Send back the records in full, character for character.

┌─ Extracted information

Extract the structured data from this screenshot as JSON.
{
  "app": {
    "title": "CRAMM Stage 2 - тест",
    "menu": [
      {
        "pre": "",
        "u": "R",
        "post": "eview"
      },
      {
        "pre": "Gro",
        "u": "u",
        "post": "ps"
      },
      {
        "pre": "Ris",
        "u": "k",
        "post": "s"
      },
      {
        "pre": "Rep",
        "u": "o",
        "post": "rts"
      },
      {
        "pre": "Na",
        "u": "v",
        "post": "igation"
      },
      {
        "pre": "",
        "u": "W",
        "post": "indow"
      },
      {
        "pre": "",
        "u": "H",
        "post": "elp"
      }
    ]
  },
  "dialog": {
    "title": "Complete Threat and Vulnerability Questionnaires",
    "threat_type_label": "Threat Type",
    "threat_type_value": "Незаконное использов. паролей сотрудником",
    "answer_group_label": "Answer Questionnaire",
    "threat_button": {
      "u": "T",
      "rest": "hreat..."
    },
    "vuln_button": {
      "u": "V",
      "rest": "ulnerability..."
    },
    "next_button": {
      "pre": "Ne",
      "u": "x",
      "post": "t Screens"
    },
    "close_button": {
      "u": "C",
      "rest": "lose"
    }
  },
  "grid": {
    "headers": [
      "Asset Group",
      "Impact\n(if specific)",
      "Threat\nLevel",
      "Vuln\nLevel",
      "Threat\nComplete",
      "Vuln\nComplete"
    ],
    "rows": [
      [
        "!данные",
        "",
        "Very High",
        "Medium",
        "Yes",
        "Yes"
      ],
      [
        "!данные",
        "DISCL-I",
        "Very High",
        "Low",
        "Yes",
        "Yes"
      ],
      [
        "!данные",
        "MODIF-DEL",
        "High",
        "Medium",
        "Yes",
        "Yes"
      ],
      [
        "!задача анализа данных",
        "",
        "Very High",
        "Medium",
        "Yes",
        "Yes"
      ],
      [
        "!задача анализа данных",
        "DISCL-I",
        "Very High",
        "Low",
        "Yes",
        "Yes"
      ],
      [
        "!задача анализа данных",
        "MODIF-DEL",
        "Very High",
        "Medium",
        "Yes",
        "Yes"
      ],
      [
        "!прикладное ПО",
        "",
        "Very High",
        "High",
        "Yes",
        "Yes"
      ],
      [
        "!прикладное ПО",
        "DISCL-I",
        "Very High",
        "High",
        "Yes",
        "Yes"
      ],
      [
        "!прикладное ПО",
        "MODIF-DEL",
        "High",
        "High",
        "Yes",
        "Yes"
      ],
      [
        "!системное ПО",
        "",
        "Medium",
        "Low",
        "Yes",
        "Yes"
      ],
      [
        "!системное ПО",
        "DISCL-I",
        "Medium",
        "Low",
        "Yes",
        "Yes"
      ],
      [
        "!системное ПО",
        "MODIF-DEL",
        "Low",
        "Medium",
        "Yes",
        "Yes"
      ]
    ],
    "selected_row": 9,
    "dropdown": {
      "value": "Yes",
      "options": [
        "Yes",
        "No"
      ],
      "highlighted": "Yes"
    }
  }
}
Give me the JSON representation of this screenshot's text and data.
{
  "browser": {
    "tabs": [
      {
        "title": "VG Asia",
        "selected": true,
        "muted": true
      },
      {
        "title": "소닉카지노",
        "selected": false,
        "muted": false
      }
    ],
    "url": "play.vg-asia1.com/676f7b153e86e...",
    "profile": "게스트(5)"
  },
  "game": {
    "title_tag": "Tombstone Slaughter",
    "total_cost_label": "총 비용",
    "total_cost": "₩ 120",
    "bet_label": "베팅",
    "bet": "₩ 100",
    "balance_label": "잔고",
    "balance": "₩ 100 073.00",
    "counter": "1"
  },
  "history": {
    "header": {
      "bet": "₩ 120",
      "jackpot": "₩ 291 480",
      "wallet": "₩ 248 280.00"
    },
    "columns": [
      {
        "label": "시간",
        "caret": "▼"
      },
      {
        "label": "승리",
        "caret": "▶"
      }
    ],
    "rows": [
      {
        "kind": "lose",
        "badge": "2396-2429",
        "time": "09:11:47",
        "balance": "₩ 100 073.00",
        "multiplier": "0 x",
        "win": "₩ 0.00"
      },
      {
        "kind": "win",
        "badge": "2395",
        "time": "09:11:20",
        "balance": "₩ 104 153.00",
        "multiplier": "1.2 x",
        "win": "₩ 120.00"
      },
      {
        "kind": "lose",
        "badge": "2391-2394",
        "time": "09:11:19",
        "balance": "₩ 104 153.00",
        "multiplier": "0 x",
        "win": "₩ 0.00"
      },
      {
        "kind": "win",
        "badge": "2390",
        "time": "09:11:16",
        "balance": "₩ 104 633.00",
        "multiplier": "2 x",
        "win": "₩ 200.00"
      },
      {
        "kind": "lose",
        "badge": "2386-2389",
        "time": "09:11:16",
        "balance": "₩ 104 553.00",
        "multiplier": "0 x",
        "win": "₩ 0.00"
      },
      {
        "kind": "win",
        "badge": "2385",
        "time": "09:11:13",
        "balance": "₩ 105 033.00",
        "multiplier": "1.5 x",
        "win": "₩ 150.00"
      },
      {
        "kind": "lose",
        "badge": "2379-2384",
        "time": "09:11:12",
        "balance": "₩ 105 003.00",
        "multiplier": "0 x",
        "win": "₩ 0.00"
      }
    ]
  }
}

└─

**Reply to the task**
Extract the structured data from this screenshot as JSON.
{
  "app": {
    "title": "CRAMM Stage 2 - тест",
    "menu": [
      {
        "pre": "",
        "u": "R",
        "post": "eview"
      },
      {
        "pre": "Gro",
        "u": "u",
        "post": "ps"
      },
      {
        "pre": "Ris",
        "u": "k",
        "post": "s"
      },
      {
        "pre": "Rep",
        "u": "o",
        "post": "rts"
      },
      {
        "pre": "Na",
        "u": "v",
        "post": "igation"
      },
      {
        "pre": "",
        "u": "W",
        "post": "indow"
      },
      {
        "pre": "",
        "u": "H",
        "post": "elp"
      }
    ]
  },
  "dialog": {
    "title": "Complete Threat and Vulnerability Questionnaires",
    "threat_type_label": "Threat Type",
    "threat_type_value": "Незаконное использов. паролей сотрудником",
    "answer_group_label": "Answer Questionnaire",
    "threat_button": {
      "u": "T",
      "rest": "hreat..."
    },
    "vuln_button": {
      "u": "V",
      "rest": "ulnerability..."
    },
    "next_button": {
      "pre": "Ne",
      "u": "x",
      "post": "t Screens"
    },
    "close_button": {
      "u": "C",
      "rest": "lose"
    }
  },
  "grid": {
    "headers": [
      "Asset Group",
      "Impact\n(if specific)",
      "Threat\nLevel",
      "Vuln\nLevel",
      "Threat\nComplete",
      "Vuln\nComplete"
    ],
    "rows": [
      [
        "!данные",
        "",
        "Very High",
        "Medium",
        "Yes",
        "Yes"
      ],
      [
        "!данные",
        "DISCL-I",
        "Very High",
        "Low",
        "Yes",
        "Yes"
      ],
      [
        "!данные",
        "MODIF-DEL",
        "High",
        "Medium",
        "Yes",
        "Yes"
      ],
      [
        "!задача анализа данных",
        "",
        "Very High",
        "Medium",
        "Yes",
        "Yes"
      ],
      [
        "!задача анализа данных",
        "DISCL-I",
        "Very High",
        "Low",
        "Yes",
        "Yes"
      ],
      [
        "!задача анализа данных",
        "MODIF-DEL",
        "Very High",
        "Medium",
        "Yes",
        "Yes"
      ],
      [
        "!прикладное ПО",
        "",
        "Very High",
        "High",
        "Yes",
        "Yes"
      ],
      [
        "!прикладное ПО",
        "DISCL-I",
        "Very High",
        "High",
        "Yes",
        "Yes"
      ],
      [
        "!прикладное ПО",
        "MODIF-DEL",
        "High",
        "High",
        "Yes",
        "Yes"
      ],
      [
        "!системное ПО",
        "",
        "Medium",
        "Low",
        "Yes",
        "Yes"
      ],
      [
        "!системное ПО",
        "DISCL-I",
        "Medium",
        "Low",
        "Yes",
        "Yes"
      ],
      [
        "!системное ПО",
        "MODIF-DEL",
        "Low",
        "Medium",
        "Yes",
        "Yes"
      ]
    ],
    "selected_row": 9,
    "dropdown": {
      "value": "Yes",
      "options": [
        "Yes",
        "No"
      ],
      "highlighted": "Yes"
    }
  }
}
Give me the JSON representation of this screenshot's text and data.
{
  "browser": {
    "tabs": [
      {
        "title": "VG Asia",
        "selected": true,
        "muted": true
      },
      {
        "title": "소닉카지노",
        "selected": false,
        "muted": false
      }
    ],
    "url": "play.vg-asia1.com/676f7b153e86e...",
    "profile": "게스트(5)"
  },
  "game": {
    "title_tag": "Tombstone Slaughter",
    "total_cost_label": "총 비용",
    "total_cost": "₩ 120",
    "bet_label": "베팅",
    "bet": "₩ 100",
    "balance_label": "잔고",
    "balance": "₩ 100 073.00",
    "counter": "1"
  },
  "history": {
    "header": {
      "bet": "₩ 120",
      "jackpot": "₩ 291 480",
      "wallet": "₩ 248 280.00"
    },
    "columns": [
      {
        "label": "시간",
        "caret": "▼"
      },
      {
        "label": "승리",
        "caret": "▶"
      }
    ],
    "rows": [
      {
        "kind": "lose",
        "badge": "2396-2429",
        "time": "09:11:47",
        "balance": "₩ 100 073.00",
        "multiplier": "0 x",
        "win": "₩ 0.00"
      },
      {
        "kind": "win",
        "badge": "2395",
        "time": "09:11:20",
        "balance": "₩ 104 153.00",
        "multiplier": "1.2 x",
        "win": "₩ 120.00"
      },
      {
        "kind": "lose",
        "badge": "2391-2394",
        "time": "09:11:19",
        "balance": "₩ 104 153.00",
        "multiplier": "0 x",
        "win": "₩ 0.00"
      },
      {
        "kind": "win",
        "badge": "2390",
        "time": "09:11:16",
        "balance": "₩ 104 633.00",
        "multiplier": "2 x",
        "win": "₩ 200.00"
      },
      {
        "kind": "lose",
        "badge": "2386-2389",
        "time": "09:11:16",
        "balance": "₩ 104 553.00",
        "multiplier": "0 x",
        "win": "₩ 0.00"
      },
      {
        "kind": "win",
        "badge": "2385",
        "time": "09:11:13",
        "balance": "₩ 105 033.00",
        "multiplier": "1.5 x",
        "win": "₩ 150.00"
      },
      {
        "kind": "lose",
        "badge": "2379-2384",
        "time": "09:11:12",
        "balance": "₩ 105 003.00",
        "multiplier": "0 x",
        "win": "₩ 0.00"
      }
    ]
  }
}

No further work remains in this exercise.